Saved entries
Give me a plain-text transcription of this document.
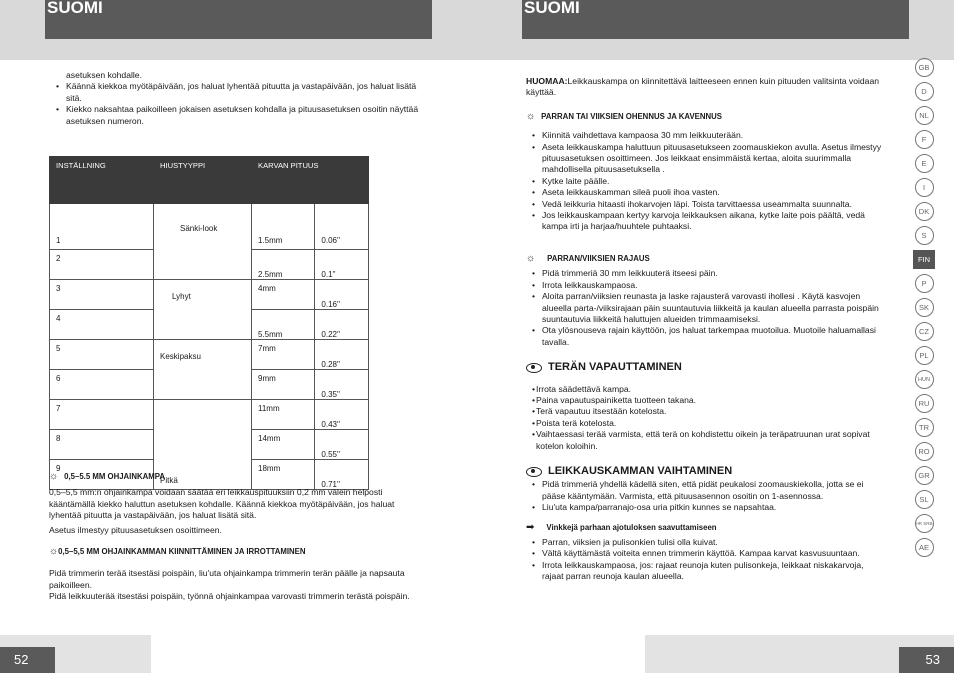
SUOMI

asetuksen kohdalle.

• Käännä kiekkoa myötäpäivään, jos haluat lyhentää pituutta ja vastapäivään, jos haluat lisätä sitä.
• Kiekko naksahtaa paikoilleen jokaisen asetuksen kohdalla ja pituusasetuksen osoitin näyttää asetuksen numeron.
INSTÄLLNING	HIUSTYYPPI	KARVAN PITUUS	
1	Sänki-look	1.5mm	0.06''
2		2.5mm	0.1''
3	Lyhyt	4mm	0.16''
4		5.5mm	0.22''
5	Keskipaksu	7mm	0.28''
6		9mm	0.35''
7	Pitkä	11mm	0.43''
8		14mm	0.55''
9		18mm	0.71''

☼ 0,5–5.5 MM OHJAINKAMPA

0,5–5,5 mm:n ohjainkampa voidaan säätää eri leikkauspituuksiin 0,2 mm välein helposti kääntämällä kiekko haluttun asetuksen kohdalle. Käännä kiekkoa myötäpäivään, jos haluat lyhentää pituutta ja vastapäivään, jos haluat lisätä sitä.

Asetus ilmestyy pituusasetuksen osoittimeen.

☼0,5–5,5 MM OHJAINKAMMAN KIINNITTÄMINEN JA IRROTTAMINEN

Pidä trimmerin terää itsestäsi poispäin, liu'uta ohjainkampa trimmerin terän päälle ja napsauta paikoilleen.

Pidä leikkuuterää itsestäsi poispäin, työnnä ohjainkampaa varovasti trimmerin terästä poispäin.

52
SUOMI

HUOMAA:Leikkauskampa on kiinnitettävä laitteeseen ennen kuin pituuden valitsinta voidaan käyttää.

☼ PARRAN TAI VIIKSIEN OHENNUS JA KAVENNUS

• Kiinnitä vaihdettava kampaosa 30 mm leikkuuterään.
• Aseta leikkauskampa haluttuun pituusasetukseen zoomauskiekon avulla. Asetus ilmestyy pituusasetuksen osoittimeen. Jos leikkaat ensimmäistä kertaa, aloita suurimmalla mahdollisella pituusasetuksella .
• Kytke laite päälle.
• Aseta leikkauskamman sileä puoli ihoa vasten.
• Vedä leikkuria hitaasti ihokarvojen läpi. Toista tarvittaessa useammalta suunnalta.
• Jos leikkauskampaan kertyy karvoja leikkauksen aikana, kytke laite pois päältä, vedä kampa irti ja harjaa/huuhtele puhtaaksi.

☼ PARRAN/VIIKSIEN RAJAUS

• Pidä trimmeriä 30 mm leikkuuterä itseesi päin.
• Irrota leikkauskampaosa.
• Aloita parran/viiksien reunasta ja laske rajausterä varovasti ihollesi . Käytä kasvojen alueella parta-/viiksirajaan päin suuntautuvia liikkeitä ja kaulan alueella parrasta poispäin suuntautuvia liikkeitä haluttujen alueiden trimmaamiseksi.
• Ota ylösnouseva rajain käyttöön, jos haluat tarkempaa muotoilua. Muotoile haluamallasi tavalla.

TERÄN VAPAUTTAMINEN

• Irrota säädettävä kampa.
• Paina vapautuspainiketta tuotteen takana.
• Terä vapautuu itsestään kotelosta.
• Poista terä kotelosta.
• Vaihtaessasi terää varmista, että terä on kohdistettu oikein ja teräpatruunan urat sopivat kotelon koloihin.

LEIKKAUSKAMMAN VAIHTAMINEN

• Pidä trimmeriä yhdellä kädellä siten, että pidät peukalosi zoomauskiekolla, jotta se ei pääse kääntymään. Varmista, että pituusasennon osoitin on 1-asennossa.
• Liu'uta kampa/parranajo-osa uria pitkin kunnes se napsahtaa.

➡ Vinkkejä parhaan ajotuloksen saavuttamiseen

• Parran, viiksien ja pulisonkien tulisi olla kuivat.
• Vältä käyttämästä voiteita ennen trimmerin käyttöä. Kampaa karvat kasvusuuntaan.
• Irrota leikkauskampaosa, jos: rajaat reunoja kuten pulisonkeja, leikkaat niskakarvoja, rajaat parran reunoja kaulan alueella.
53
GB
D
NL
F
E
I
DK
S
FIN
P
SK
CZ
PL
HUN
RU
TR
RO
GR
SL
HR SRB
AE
* * *
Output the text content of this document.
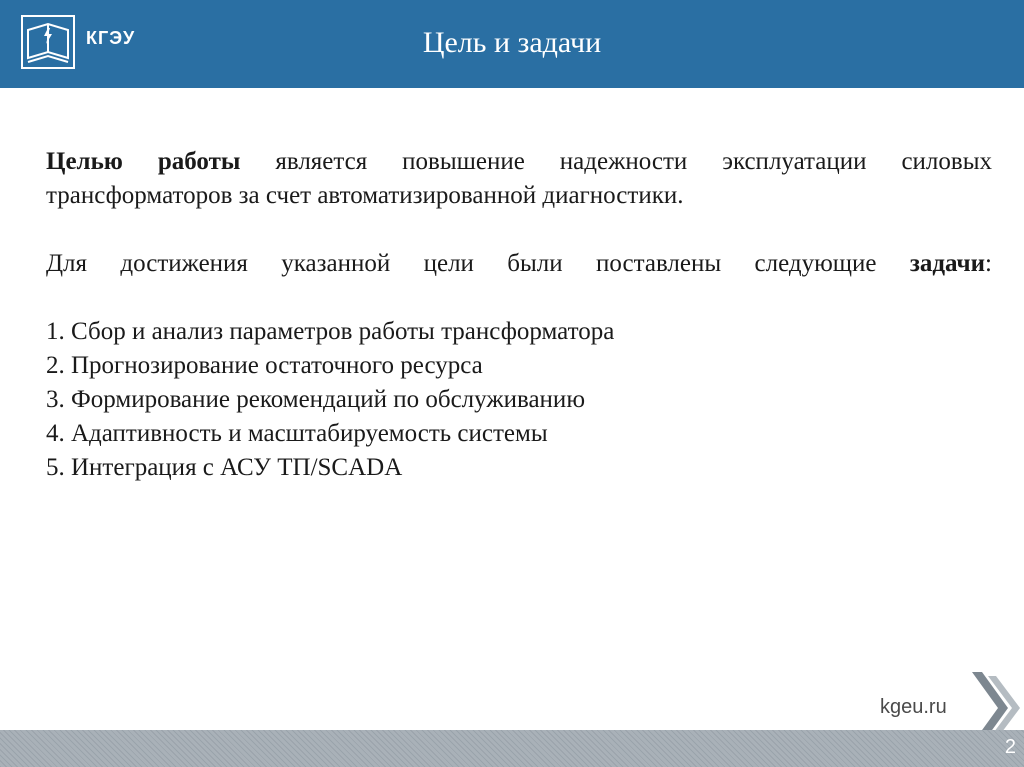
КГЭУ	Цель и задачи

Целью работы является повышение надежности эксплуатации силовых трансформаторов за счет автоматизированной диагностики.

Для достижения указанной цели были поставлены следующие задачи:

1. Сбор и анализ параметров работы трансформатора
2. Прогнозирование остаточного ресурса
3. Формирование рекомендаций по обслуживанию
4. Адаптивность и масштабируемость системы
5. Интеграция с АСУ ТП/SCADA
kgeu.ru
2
...
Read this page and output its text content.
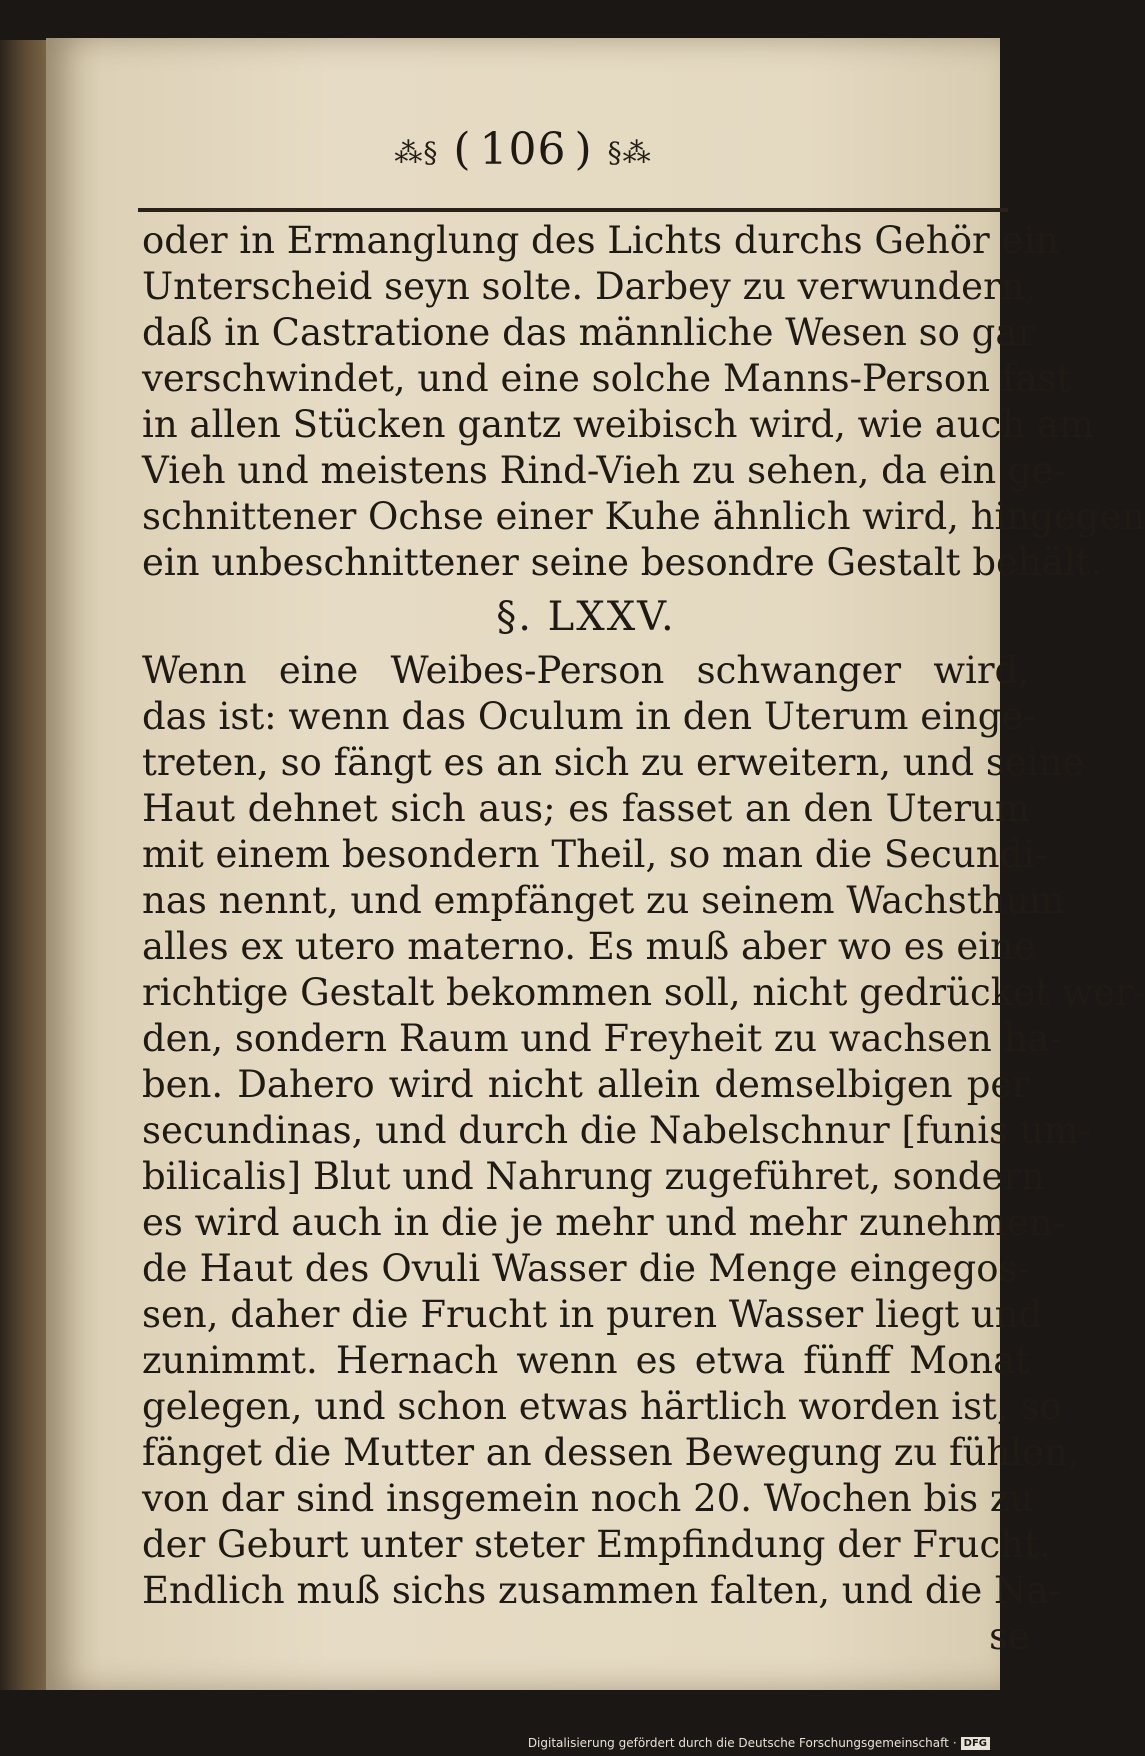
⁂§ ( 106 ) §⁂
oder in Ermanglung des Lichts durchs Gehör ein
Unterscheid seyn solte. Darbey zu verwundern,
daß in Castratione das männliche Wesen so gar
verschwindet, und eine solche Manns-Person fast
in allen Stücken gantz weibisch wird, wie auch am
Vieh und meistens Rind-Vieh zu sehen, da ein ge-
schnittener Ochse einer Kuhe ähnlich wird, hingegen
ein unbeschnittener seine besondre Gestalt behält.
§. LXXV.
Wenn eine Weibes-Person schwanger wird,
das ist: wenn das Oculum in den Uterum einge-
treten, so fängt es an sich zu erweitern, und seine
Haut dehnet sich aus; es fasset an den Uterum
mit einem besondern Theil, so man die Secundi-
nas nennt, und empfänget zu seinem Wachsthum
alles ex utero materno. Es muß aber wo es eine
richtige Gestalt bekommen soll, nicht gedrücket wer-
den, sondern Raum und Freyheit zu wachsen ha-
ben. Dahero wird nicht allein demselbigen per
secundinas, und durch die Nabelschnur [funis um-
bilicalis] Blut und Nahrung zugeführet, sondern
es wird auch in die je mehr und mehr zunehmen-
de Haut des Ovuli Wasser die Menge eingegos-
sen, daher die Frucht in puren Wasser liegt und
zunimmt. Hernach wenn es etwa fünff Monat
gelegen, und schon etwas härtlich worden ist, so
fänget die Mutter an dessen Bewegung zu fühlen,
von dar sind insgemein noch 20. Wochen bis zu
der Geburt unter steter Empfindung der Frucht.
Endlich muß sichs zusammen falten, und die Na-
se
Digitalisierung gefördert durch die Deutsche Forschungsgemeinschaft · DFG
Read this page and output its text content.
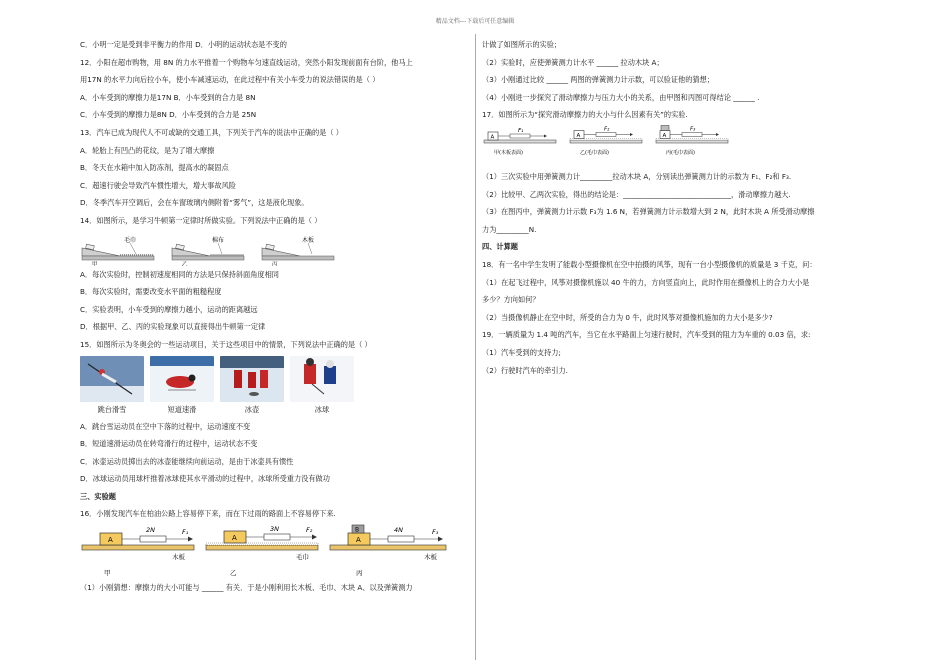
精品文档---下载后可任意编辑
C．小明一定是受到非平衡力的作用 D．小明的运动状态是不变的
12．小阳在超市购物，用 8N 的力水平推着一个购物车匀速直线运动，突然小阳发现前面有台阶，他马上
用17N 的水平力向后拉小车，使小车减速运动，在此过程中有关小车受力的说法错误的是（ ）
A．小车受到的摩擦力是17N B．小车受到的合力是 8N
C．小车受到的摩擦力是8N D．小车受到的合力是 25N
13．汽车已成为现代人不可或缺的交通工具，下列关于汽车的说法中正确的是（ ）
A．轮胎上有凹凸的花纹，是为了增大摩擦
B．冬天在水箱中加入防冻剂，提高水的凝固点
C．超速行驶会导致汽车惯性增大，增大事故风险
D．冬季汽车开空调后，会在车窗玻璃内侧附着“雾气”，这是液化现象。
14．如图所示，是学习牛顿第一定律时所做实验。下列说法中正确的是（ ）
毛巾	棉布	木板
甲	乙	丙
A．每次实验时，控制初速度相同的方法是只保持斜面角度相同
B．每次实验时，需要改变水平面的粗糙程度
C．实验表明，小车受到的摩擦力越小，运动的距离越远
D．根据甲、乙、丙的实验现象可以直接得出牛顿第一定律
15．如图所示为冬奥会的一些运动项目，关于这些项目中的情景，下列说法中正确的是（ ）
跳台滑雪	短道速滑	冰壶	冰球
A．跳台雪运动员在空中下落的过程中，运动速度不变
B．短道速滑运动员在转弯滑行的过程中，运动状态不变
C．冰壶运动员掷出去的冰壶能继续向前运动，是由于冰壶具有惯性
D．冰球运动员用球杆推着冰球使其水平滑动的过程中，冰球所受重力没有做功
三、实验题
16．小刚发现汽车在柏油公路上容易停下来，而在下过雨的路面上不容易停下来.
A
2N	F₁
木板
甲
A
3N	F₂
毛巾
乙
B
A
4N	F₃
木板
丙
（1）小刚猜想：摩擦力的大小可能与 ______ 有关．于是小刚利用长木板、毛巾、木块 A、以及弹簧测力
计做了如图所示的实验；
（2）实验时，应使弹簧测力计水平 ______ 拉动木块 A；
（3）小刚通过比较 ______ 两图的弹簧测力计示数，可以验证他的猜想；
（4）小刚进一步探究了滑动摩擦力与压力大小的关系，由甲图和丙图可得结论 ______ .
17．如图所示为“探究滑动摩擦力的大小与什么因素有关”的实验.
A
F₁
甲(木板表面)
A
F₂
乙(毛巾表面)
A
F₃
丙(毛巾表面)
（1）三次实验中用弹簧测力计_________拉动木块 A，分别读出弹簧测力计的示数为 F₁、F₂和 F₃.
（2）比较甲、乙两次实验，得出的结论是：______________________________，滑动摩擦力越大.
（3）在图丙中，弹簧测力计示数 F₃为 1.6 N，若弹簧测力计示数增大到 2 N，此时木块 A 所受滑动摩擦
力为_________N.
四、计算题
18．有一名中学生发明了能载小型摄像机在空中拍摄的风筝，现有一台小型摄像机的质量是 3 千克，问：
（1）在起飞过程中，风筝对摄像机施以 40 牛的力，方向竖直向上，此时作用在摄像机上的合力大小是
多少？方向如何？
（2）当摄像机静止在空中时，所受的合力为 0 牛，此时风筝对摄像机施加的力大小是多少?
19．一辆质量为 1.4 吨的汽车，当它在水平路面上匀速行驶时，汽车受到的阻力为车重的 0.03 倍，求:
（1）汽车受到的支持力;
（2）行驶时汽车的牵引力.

→ YOUR TASK
Return every line holding the word "osoittimeen" from the records.

→ FINAL RESULT
Asetus ilmestyy pituusasetuksen osoittimeen.
• Aseta leikkauskampa haluttuun pituusasetukseen zoomauskiekon avulla. Asetus ilmestyy pituusasetuksen osoittimeen. Jos leikkaat ensimmäistä kertaa, aloita suurimmalla mahdollisella pituusasetuksella .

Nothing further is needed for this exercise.